## Instructions for the task:
Write out all of the entries exactly, please.

## Exercise input:
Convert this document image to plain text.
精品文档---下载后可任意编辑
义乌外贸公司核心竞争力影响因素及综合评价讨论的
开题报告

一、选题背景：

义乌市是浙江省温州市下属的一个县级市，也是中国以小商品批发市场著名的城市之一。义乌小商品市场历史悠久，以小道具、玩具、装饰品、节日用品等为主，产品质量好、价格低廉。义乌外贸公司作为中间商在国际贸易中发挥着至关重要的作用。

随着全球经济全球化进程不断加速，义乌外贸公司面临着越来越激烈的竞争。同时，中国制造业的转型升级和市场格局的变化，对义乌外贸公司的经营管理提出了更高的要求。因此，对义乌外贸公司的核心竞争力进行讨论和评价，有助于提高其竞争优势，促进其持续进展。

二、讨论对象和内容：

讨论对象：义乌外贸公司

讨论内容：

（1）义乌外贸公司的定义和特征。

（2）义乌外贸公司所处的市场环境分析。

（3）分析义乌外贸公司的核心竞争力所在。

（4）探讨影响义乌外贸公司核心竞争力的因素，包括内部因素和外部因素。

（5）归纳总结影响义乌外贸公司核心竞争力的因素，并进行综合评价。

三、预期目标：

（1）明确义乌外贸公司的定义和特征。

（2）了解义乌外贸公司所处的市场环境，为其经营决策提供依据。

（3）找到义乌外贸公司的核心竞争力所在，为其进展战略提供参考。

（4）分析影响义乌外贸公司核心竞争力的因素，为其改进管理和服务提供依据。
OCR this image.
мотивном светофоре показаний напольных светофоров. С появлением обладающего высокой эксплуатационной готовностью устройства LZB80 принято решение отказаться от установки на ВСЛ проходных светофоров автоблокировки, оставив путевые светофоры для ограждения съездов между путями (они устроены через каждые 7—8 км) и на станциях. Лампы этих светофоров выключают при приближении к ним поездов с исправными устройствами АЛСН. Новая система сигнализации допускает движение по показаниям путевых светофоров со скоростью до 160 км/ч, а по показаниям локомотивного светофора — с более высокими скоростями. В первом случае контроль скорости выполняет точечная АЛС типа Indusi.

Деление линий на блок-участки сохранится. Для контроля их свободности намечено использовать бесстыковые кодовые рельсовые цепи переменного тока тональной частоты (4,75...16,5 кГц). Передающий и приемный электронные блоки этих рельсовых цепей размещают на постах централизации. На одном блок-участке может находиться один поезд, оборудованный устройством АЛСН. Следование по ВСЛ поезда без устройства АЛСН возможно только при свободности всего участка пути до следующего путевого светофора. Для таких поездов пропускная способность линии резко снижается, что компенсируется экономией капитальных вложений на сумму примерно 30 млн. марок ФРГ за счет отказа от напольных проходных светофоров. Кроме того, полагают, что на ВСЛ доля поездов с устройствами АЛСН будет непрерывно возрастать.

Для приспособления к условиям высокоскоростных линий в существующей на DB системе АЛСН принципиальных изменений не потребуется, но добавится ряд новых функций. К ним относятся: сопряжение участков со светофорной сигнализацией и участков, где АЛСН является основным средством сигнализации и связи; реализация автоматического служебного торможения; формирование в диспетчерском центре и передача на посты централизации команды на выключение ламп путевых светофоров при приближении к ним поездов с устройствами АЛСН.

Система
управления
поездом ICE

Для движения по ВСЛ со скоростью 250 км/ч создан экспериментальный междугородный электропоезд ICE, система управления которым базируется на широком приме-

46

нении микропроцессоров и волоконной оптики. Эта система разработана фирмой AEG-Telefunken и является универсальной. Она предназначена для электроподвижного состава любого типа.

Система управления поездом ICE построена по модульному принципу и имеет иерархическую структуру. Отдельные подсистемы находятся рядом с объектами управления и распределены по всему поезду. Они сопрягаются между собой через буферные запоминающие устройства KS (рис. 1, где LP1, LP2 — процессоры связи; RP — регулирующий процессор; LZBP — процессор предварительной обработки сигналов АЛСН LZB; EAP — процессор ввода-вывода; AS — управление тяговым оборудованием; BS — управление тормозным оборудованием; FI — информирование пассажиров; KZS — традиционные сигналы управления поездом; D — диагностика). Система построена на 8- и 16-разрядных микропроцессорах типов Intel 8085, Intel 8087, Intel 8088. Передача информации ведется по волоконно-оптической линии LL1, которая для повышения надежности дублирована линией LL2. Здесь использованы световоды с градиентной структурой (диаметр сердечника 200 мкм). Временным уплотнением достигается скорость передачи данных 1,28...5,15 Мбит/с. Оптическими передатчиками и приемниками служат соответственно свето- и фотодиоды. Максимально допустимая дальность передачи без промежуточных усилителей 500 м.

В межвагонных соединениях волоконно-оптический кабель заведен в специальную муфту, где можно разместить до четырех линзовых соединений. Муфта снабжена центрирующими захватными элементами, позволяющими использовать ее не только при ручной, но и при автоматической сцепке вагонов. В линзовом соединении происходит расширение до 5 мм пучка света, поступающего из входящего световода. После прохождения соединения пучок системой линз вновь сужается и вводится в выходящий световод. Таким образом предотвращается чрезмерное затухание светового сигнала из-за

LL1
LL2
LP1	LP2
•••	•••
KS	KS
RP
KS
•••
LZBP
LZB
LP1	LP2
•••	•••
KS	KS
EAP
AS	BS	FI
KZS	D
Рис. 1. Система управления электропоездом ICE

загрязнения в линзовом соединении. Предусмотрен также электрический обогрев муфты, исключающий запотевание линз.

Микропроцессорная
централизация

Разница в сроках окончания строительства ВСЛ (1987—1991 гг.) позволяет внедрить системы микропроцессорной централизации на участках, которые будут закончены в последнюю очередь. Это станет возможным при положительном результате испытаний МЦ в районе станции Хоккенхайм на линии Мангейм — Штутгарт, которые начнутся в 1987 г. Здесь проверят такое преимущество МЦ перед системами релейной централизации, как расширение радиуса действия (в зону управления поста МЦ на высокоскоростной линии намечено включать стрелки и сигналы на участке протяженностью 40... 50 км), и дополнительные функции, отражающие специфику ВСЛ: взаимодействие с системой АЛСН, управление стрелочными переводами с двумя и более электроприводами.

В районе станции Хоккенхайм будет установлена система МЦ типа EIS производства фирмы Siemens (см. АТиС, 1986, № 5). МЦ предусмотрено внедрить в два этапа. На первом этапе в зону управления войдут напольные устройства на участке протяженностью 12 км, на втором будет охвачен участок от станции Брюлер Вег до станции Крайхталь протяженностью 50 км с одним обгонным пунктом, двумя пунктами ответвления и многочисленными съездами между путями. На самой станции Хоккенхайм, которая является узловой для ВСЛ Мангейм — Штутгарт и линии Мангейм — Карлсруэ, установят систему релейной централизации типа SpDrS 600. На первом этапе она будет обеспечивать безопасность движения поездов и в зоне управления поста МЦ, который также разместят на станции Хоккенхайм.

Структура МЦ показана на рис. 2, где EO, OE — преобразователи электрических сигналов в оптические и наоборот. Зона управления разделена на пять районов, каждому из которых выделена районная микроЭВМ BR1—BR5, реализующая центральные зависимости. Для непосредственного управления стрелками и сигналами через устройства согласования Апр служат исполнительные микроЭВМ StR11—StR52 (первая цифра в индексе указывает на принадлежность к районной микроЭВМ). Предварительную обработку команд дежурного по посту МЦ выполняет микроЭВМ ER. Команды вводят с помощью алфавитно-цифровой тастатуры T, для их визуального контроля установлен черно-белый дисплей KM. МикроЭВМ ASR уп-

## Exercise output:
Convert this document image to plain text.
精品文档---下载后可任意编辑
义乌外贸公司核心竞争力影响因素及综合评价讨论的
开题报告

一、选题背景：

义乌市是浙江省温州市下属的一个县级市，也是中国以小商品批发市场著名的城市之一。义乌小商品市场历史悠久，以小道具、玩具、装饰品、节日用品等为主，产品质量好、价格低廉。义乌外贸公司作为中间商在国际贸易中发挥着至关重要的作用。

随着全球经济全球化进程不断加速，义乌外贸公司面临着越来越激烈的竞争。同时，中国制造业的转型升级和市场格局的变化，对义乌外贸公司的经营管理提出了更高的要求。因此，对义乌外贸公司的核心竞争力进行讨论和评价，有助于提高其竞争优势，促进其持续进展。

二、讨论对象和内容：

讨论对象：义乌外贸公司

讨论内容：

（1）义乌外贸公司的定义和特征。

（2）义乌外贸公司所处的市场环境分析。

（3）分析义乌外贸公司的核心竞争力所在。

（4）探讨影响义乌外贸公司核心竞争力的因素，包括内部因素和外部因素。

（5）归纳总结影响义乌外贸公司核心竞争力的因素，并进行综合评价。

三、预期目标：

（1）明确义乌外贸公司的定义和特征。

（2）了解义乌外贸公司所处的市场环境，为其经营决策提供依据。

（3）找到义乌外贸公司的核心竞争力所在，为其进展战略提供参考。

（4）分析影响义乌外贸公司核心竞争力的因素，为其改进管理和服务提供依据。
OCR this image.
мотивном светофоре показаний напольных светофоров. С появлением обладающего высокой эксплуатационной готовностью устройства LZB80 принято решение отказаться от установки на ВСЛ проходных светофоров автоблокировки, оставив путевые светофоры для ограждения съездов между путями (они устроены через каждые 7—8 км) и на станциях. Лампы этих светофоров выключают при приближении к ним поездов с исправными устройствами АЛСН. Новая система сигнализации допускает движение по показаниям путевых светофоров со скоростью до 160 км/ч, а по показаниям локомотивного светофора — с более высокими скоростями. В первом случае контроль скорости выполняет точечная АЛС типа Indusi.

Деление линий на блок-участки сохранится. Для контроля их свободности намечено использовать бесстыковые кодовые рельсовые цепи переменного тока тональной частоты (4,75...16,5 кГц). Передающий и приемный электронные блоки этих рельсовых цепей размещают на постах централизации. На одном блок-участке может находиться один поезд, оборудованный устройством АЛСН. Следование по ВСЛ поезда без устройства АЛСН возможно только при свободности всего участка пути до следующего путевого светофора. Для таких поездов пропускная способность линии резко снижается, что компенсируется экономией капитальных вложений на сумму примерно 30 млн. марок ФРГ за счет отказа от напольных проходных светофоров. Кроме того, полагают, что на ВСЛ доля поездов с устройствами АЛСН будет непрерывно возрастать.

Для приспособления к условиям высокоскоростных линий в существующей на DB системе АЛСН принципиальных изменений не потребуется, но добавится ряд новых функций. К ним относятся: сопряжение участков со светофорной сигнализацией и участков, где АЛСН является основным средством сигнализации и связи; реализация автоматического служебного торможения; формирование в диспетчерском центре и передача на посты централизации команды на выключение ламп путевых светофоров при приближении к ним поездов с устройствами АЛСН.

Система
управления
поездом ICE

Для движения по ВСЛ со скоростью 250 км/ч создан экспериментальный междугородный электропоезд ICE, система управления которым базируется на широком приме-

46

нении микропроцессоров и волоконной оптики. Эта система разработана фирмой AEG-Telefunken и является универсальной. Она предназначена для электроподвижного состава любого типа.

Система управления поездом ICE построена по модульному принципу и имеет иерархическую структуру. Отдельные подсистемы находятся рядом с объектами управления и распределены по всему поезду. Они сопрягаются между собой через буферные запоминающие устройства KS (рис. 1, где LP1, LP2 — процессоры связи; RP — регулирующий процессор; LZBP — процессор предварительной обработки сигналов АЛСН LZB; EAP — процессор ввода-вывода; AS — управление тяговым оборудованием; BS — управление тормозным оборудованием; FI — информирование пассажиров; KZS — традиционные сигналы управления поездом; D — диагностика). Система построена на 8- и 16-разрядных микропроцессорах типов Intel 8085, Intel 8087, Intel 8088. Передача информации ведется по волоконно-оптической линии LL1, которая для повышения надежности дублирована линией LL2. Здесь использованы световоды с градиентной структурой (диаметр сердечника 200 мкм). Временным уплотнением достигается скорость передачи данных 1,28...5,15 Мбит/с. Оптическими передатчиками и приемниками служат соответственно свето- и фотодиоды. Максимально допустимая дальность передачи без промежуточных усилителей 500 м.

В межвагонных соединениях волоконно-оптический кабель заведен в специальную муфту, где можно разместить до четырех линзовых соединений. Муфта снабжена центрирующими захватными элементами, позволяющими использовать ее не только при ручной, но и при автоматической сцепке вагонов. В линзовом соединении происходит расширение до 5 мм пучка света, поступающего из входящего световода. После прохождения соединения пучок системой линз вновь сужается и вводится в выходящий световод. Таким образом предотвращается чрезмерное затухание светового сигнала из-за

LL1
LL2
LP1	LP2
•••	•••
KS	KS
RP
KS
•••
LZBP
LZB
LP1	LP2
•••	•••
KS	KS
EAP
AS	BS	FI
KZS	D
Рис. 1. Система управления электропоездом ICE

загрязнения в линзовом соединении. Предусмотрен также электрический обогрев муфты, исключающий запотевание линз.

Микропроцессорная
централизация

Разница в сроках окончания строительства ВСЛ (1987—1991 гг.) позволяет внедрить системы микропроцессорной централизации на участках, которые будут закончены в последнюю очередь. Это станет возможным при положительном результате испытаний МЦ в районе станции Хоккенхайм на линии Мангейм — Штутгарт, которые начнутся в 1987 г. Здесь проверят такое преимущество МЦ перед системами релейной централизации, как расширение радиуса действия (в зону управления поста МЦ на высокоскоростной линии намечено включать стрелки и сигналы на участке протяженностью 40... 50 км), и дополнительные функции, отражающие специфику ВСЛ: взаимодействие с системой АЛСН, управление стрелочными переводами с двумя и более электроприводами.

В районе станции Хоккенхайм будет установлена система МЦ типа EIS производства фирмы Siemens (см. АТиС, 1986, № 5). МЦ предусмотрено внедрить в два этапа. На первом этапе в зону управления войдут напольные устройства на участке протяженностью 12 км, на втором будет охвачен участок от станции Брюлер Вег до станции Крайхталь протяженностью 50 км с одним обгонным пунктом, двумя пунктами ответвления и многочисленными съездами между путями. На самой станции Хоккенхайм, которая является узловой для ВСЛ Мангейм — Штутгарт и линии Мангейм — Карлсруэ, установят систему релейной централизации типа SpDrS 600. На первом этапе она будет обеспечивать безопасность движения поездов и в зоне управления поста МЦ, который также разместят на станции Хоккенхайм.

Структура МЦ показана на рис. 2, где EO, OE — преобразователи электрических сигналов в оптические и наоборот. Зона управления разделена на пять районов, каждому из которых выделена районная микроЭВМ BR1—BR5, реализующая центральные зависимости. Для непосредственного управления стрелками и сигналами через устройства согласования Апр служат исполнительные микроЭВМ StR11—StR52 (первая цифра в индексе указывает на принадлежность к районной микроЭВМ). Предварительную обработку команд дежурного по посту МЦ выполняет микроЭВМ ER. Команды вводят с помощью алфавитно-цифровой тастатуры T, для их визуального контроля установлен черно-белый дисплей KM. МикроЭВМ ASR уп-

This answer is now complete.